==== Information provided ====

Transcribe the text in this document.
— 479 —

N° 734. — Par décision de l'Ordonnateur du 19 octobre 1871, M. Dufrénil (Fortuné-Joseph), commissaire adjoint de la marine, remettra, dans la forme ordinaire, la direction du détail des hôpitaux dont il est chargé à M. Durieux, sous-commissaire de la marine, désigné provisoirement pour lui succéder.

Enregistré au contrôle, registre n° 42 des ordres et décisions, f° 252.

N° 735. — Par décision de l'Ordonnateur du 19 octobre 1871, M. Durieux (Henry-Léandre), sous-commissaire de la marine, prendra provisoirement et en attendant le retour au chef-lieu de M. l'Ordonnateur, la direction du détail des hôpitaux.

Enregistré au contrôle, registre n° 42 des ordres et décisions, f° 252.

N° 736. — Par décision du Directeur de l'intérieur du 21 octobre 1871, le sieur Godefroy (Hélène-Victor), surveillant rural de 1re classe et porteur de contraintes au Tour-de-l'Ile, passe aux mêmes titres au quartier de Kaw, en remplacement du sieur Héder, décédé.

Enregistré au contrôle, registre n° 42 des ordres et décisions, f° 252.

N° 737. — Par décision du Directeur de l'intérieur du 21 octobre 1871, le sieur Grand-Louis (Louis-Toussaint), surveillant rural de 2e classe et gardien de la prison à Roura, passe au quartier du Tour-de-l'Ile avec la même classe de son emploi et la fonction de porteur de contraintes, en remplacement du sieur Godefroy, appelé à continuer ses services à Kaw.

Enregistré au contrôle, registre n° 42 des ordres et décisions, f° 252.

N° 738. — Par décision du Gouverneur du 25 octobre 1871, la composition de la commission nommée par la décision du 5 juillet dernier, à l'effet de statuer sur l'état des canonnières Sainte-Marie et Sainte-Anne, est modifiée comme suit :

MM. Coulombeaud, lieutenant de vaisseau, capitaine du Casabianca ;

====

[Set problem]: Above are the records; retype them all without a single difference.

[Exercise answer]:
Transcribe the text in this document.
— 479 —

N° 734. — Par décision de l'Ordonnateur du 19 octobre 1871, M. Dufrénil (Fortuné-Joseph), commissaire adjoint de la marine, remettra, dans la forme ordinaire, la direction du détail des hôpitaux dont il est chargé à M. Durieux, sous-commissaire de la marine, désigné provisoirement pour lui succéder.

Enregistré au contrôle, registre n° 42 des ordres et décisions, f° 252.

N° 735. — Par décision de l'Ordonnateur du 19 octobre 1871, M. Durieux (Henry-Léandre), sous-commissaire de la marine, prendra provisoirement et en attendant le retour au chef-lieu de M. l'Ordonnateur, la direction du détail des hôpitaux.

Enregistré au contrôle, registre n° 42 des ordres et décisions, f° 252.

N° 736. — Par décision du Directeur de l'intérieur du 21 octobre 1871, le sieur Godefroy (Hélène-Victor), surveillant rural de 1re classe et porteur de contraintes au Tour-de-l'Ile, passe aux mêmes titres au quartier de Kaw, en remplacement du sieur Héder, décédé.

Enregistré au contrôle, registre n° 42 des ordres et décisions, f° 252.

N° 737. — Par décision du Directeur de l'intérieur du 21 octobre 1871, le sieur Grand-Louis (Louis-Toussaint), surveillant rural de 2e classe et gardien de la prison à Roura, passe au quartier du Tour-de-l'Ile avec la même classe de son emploi et la fonction de porteur de contraintes, en remplacement du sieur Godefroy, appelé à continuer ses services à Kaw.

Enregistré au contrôle, registre n° 42 des ordres et décisions, f° 252.

N° 738. — Par décision du Gouverneur du 25 octobre 1871, la composition de la commission nommée par la décision du 5 juillet dernier, à l'effet de statuer sur l'état des canonnières Sainte-Marie et Sainte-Anne, est modifiée comme suit :

MM. Coulombeaud, lieutenant de vaisseau, capitaine du Casabianca ;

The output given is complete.